| Exercise task |
Look below for the line that contains "OCR this image.", then copy it and each following line to the end of the records, minus any pictures.

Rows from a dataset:
____________
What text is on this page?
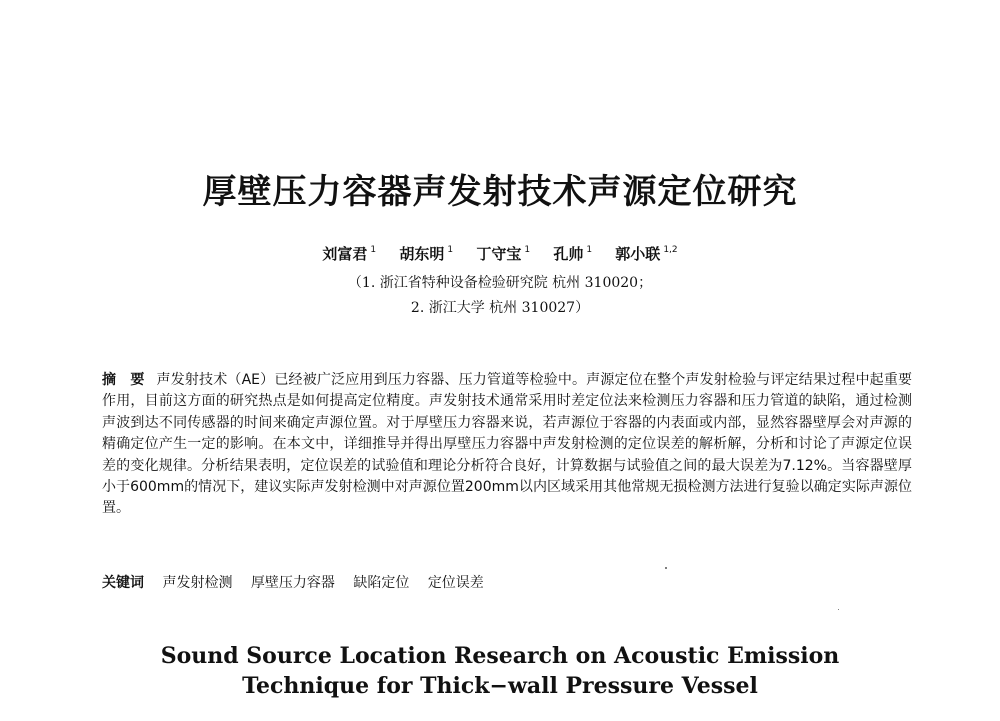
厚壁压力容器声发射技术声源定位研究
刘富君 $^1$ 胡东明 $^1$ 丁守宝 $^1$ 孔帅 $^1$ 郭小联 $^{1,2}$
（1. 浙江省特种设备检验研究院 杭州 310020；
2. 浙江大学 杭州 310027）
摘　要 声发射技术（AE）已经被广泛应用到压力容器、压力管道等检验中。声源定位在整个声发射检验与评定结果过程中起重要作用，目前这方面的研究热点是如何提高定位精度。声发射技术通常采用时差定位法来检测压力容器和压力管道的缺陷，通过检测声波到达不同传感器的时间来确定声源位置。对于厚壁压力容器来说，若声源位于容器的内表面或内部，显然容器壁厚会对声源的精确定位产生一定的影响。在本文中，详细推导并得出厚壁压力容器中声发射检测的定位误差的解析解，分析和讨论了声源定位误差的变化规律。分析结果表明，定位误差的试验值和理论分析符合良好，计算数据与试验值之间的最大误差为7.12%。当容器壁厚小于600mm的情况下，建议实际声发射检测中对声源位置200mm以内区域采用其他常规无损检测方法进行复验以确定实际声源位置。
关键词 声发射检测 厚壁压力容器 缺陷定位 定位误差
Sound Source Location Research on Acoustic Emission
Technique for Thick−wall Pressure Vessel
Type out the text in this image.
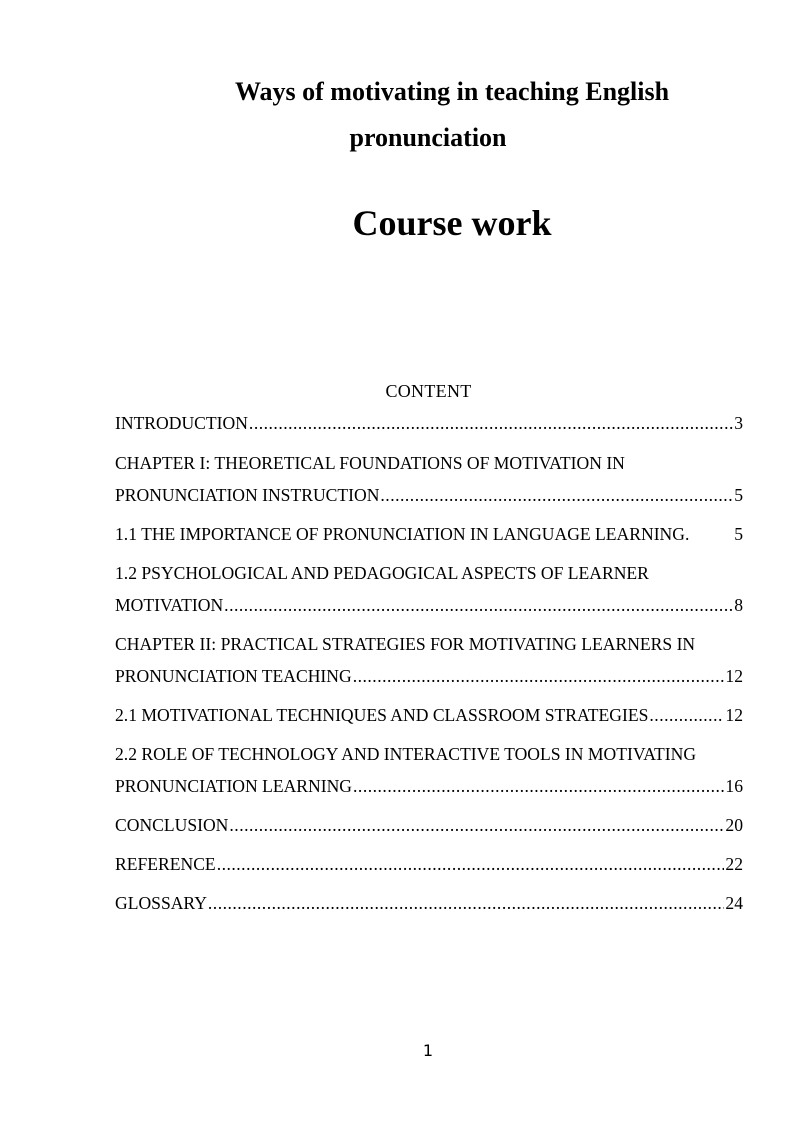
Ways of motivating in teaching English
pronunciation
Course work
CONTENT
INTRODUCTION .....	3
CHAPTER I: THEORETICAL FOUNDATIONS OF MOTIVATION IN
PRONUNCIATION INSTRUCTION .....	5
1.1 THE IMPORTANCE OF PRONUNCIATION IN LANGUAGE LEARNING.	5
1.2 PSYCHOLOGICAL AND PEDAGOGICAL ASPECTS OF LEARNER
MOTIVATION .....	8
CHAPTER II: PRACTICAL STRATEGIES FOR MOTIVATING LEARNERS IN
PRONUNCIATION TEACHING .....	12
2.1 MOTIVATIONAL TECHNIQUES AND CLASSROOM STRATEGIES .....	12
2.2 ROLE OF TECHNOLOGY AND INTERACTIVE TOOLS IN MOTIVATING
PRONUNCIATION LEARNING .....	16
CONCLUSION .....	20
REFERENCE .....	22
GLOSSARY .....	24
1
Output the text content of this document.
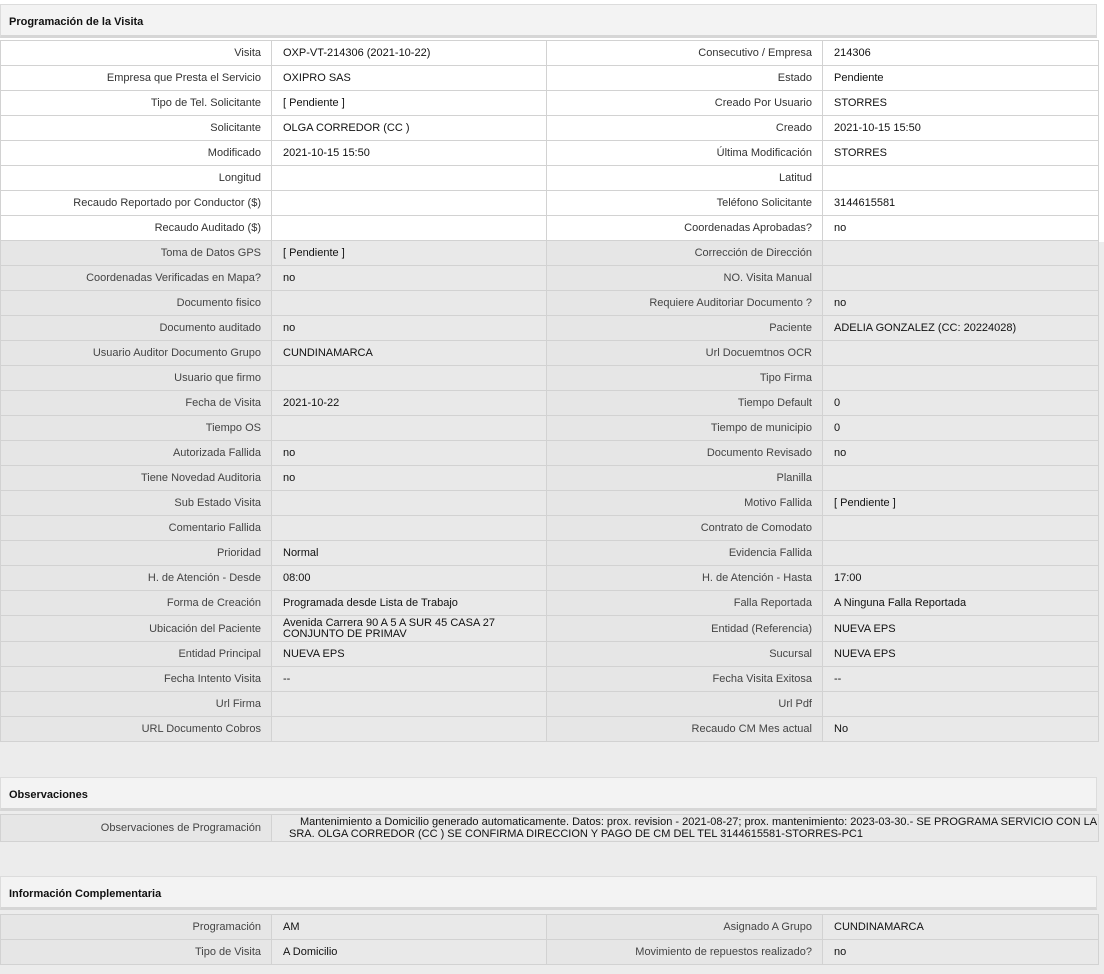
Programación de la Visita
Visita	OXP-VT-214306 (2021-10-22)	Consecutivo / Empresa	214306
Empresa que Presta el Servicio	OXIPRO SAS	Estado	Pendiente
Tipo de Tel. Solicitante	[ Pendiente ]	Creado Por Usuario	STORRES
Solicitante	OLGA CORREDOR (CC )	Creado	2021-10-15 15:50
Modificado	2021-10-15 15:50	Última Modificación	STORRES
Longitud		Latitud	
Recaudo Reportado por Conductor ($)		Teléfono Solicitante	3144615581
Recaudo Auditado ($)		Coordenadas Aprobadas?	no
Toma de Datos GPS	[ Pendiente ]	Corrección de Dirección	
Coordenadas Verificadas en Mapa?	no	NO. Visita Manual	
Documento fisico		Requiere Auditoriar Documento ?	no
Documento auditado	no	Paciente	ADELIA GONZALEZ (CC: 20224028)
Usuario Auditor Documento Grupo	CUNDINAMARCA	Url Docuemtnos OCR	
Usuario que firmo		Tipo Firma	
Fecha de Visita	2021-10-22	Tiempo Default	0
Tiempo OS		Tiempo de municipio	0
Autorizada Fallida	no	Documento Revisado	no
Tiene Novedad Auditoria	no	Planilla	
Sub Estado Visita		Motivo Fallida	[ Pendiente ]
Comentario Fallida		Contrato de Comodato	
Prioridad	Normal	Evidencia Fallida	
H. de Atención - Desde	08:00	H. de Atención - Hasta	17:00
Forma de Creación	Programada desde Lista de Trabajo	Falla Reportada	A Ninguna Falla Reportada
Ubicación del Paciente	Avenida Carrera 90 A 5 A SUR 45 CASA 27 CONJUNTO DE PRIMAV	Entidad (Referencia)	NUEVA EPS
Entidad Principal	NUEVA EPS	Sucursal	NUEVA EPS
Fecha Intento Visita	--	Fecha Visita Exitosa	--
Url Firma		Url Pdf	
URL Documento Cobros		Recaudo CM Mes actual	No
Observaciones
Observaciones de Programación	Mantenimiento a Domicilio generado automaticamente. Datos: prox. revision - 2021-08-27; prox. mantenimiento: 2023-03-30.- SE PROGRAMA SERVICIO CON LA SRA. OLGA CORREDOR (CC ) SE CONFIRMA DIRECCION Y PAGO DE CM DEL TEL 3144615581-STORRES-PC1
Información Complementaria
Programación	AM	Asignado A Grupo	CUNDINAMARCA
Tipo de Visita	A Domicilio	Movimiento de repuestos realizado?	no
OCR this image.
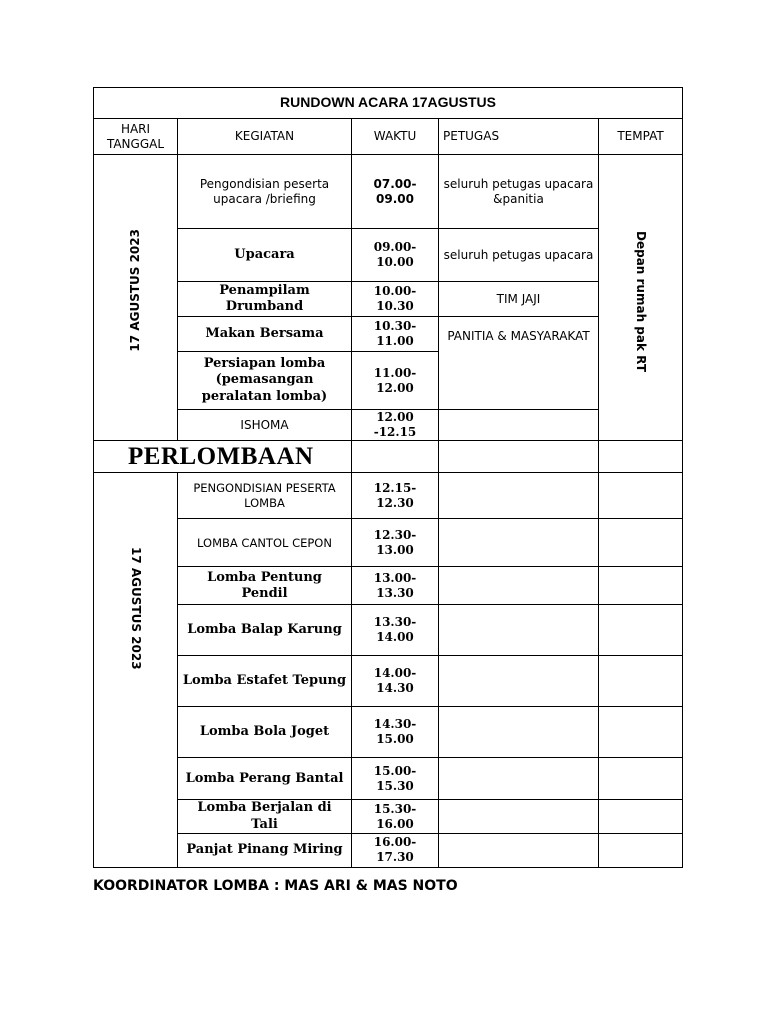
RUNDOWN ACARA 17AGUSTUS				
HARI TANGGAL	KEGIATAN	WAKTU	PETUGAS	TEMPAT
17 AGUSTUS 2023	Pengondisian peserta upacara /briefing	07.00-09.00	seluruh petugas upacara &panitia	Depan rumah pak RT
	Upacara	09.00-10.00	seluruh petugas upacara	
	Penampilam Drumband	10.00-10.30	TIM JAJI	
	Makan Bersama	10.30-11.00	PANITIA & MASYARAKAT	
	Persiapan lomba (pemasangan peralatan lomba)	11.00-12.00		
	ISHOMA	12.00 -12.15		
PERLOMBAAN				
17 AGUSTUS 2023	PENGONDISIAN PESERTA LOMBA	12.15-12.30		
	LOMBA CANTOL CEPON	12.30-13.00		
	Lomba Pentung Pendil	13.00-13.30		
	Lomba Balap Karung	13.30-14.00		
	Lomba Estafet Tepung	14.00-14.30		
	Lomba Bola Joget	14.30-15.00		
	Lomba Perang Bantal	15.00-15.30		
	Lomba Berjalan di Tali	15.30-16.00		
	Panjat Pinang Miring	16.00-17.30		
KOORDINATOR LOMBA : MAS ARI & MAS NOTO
____________
| Full output |
OCR this image.
RUNDOWN ACARA 17AGUSTUS				
HARI TANGGAL	KEGIATAN	WAKTU	PETUGAS	TEMPAT
17 AGUSTUS 2023	Pengondisian peserta upacara /briefing	07.00-09.00	seluruh petugas upacara &panitia	Depan rumah pak RT
	Upacara	09.00-10.00	seluruh petugas upacara	
	Penampilam Drumband	10.00-10.30	TIM JAJI	
	Makan Bersama	10.30-11.00	PANITIA & MASYARAKAT	
	Persiapan lomba (pemasangan peralatan lomba)	11.00-12.00		
	ISHOMA	12.00 -12.15		
PERLOMBAAN				
17 AGUSTUS 2023	PENGONDISIAN PESERTA LOMBA	12.15-12.30		
	LOMBA CANTOL CEPON	12.30-13.00		
	Lomba Pentung Pendil	13.00-13.30		
	Lomba Balap Karung	13.30-14.00		
	Lomba Estafet Tepung	14.00-14.30		
	Lomba Bola Joget	14.30-15.00		
	Lomba Perang Bantal	15.00-15.30		
	Lomba Berjalan di Tali	15.30-16.00		
	Panjat Pinang Miring	16.00-17.30		
KOORDINATOR LOMBA : MAS ARI & MAS NOTO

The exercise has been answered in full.